OBJECTIVE: Collect each line of the records containing the string "name".
-=-=-
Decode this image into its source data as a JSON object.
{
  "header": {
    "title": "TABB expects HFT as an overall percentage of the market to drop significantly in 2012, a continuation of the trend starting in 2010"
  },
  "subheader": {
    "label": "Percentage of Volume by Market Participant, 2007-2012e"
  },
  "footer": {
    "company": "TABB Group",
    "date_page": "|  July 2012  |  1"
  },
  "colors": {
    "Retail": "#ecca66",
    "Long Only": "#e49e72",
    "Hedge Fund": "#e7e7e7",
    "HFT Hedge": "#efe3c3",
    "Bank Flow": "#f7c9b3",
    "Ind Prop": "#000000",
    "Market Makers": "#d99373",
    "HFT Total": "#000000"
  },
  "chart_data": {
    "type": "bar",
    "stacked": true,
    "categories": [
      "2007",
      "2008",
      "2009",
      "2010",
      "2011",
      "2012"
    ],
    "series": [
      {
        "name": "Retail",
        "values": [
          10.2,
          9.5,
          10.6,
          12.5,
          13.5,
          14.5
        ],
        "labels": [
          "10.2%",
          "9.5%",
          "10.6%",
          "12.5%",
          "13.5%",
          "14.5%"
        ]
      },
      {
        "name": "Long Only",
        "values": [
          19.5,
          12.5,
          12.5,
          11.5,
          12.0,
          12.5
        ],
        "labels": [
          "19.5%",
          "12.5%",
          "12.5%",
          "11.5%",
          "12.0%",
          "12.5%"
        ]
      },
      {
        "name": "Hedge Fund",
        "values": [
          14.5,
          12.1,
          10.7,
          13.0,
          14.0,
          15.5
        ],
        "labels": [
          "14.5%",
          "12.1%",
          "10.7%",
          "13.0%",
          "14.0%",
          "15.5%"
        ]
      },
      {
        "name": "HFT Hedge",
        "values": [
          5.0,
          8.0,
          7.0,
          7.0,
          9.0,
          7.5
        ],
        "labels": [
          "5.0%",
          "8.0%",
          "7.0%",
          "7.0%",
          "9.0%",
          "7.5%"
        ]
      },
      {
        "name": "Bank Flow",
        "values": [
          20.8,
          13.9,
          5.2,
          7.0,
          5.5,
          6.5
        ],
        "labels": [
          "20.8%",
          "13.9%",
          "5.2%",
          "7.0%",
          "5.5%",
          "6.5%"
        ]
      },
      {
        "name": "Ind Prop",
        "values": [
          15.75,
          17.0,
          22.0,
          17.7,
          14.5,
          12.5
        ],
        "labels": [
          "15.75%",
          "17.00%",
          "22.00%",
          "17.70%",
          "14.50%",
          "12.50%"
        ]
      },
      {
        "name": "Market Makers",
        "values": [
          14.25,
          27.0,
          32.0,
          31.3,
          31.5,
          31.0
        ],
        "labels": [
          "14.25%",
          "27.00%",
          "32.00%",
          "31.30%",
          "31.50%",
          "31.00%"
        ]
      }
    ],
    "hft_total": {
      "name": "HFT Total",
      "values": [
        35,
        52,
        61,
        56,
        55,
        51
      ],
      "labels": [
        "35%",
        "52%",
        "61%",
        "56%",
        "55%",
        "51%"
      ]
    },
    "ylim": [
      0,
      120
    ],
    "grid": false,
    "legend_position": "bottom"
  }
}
-=-=-
THE OUTPUT:
        "name": "Retail",
        "name": "Long Only",
        "name": "Hedge Fund",
        "name": "HFT Hedge",
        "name": "Bank Flow",
        "name": "Ind Prop",
        "name": "Market Makers",
      "name": "HFT Total",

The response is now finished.